• **Required work**
Your task is to repeat the lines below exactly, excluding any pictures they contain.

• **Extracted entries**
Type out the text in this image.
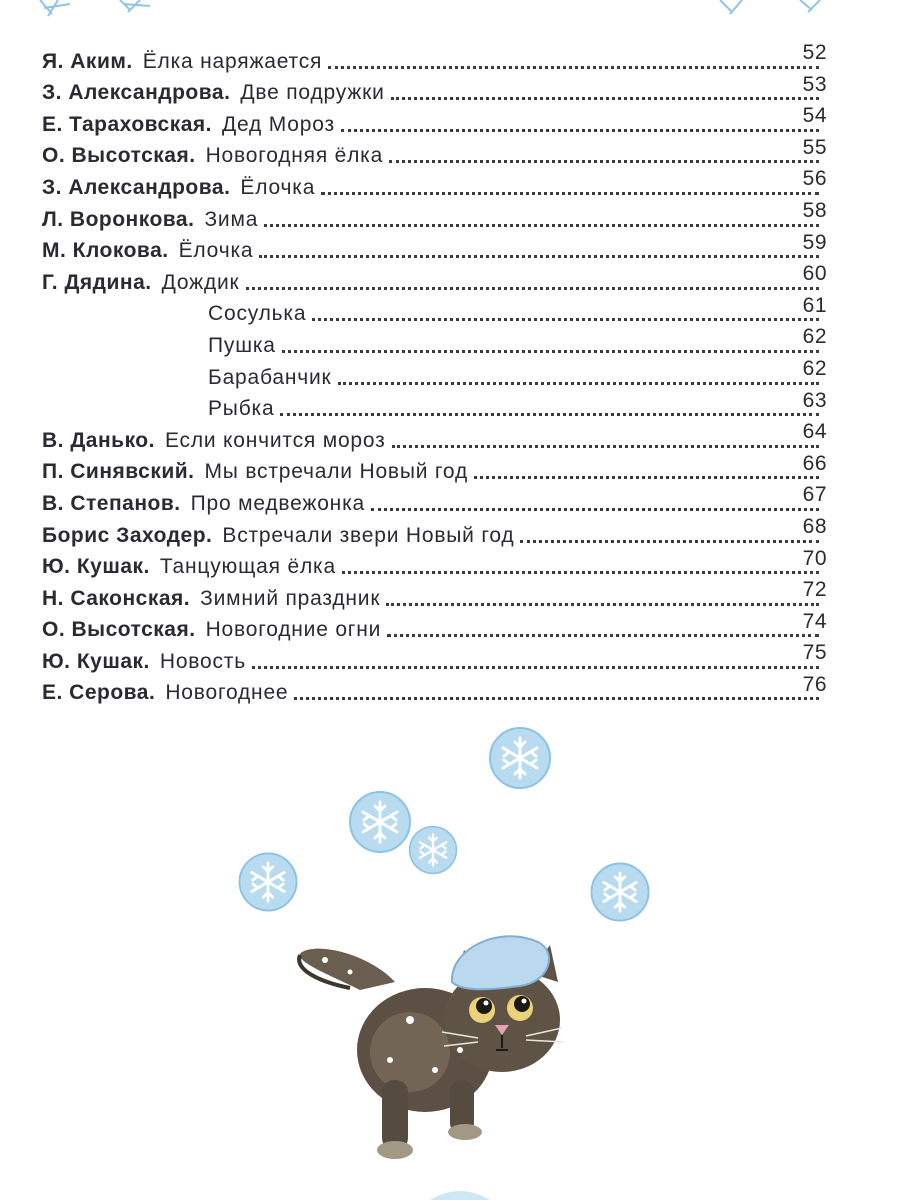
Я. Аким. Ёлка наряжается	52
З. Александрова. Две подружки	53
Е. Тараховская. Дед Мороз	54
О. Высотская. Новогодняя ёлка	55
З. Александрова. Ёлочка	56
Л. Воронкова. Зима	58
М. Клокова. Ёлочка	59
Г. Дядина. Дождик	60
Сосулька	61
Пушка	62
Барабанчик	62
Рыбка	63
В. Данько. Если кончится мороз	64
П. Синявский. Мы встречали Новый год	66
В. Степанов. Про медвежонка	67
Борис Заходер. Встречали звери Новый год	68
Ю. Кушак. Танцующая ёлка	70
Н. Саконская. Зимний праздник	72
О. Высотская. Новогодние огни	74
Ю. Кушак. Новость	75
Е. Серова. Новогоднее	76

• **The answer**
Type out the text in this image.
Я. Аким. Ёлка наряжается	52
З. Александрова. Две подружки	53
Е. Тараховская. Дед Мороз	54
О. Высотская. Новогодняя ёлка	55
З. Александрова. Ёлочка	56
Л. Воронкова. Зима	58
М. Клокова. Ёлочка	59
Г. Дядина. Дождик	60
Сосулька	61
Пушка	62
Барабанчик	62
Рыбка	63
В. Данько. Если кончится мороз	64
П. Синявский. Мы встречали Новый год	66
В. Степанов. Про медвежонка	67
Борис Заходер. Встречали звери Новый год	68
Ю. Кушак. Танцующая ёлка	70
Н. Саконская. Зимний праздник	72
О. Высотская. Новогодние огни	74
Ю. Кушак. Новость	75
Е. Серова. Новогоднее	76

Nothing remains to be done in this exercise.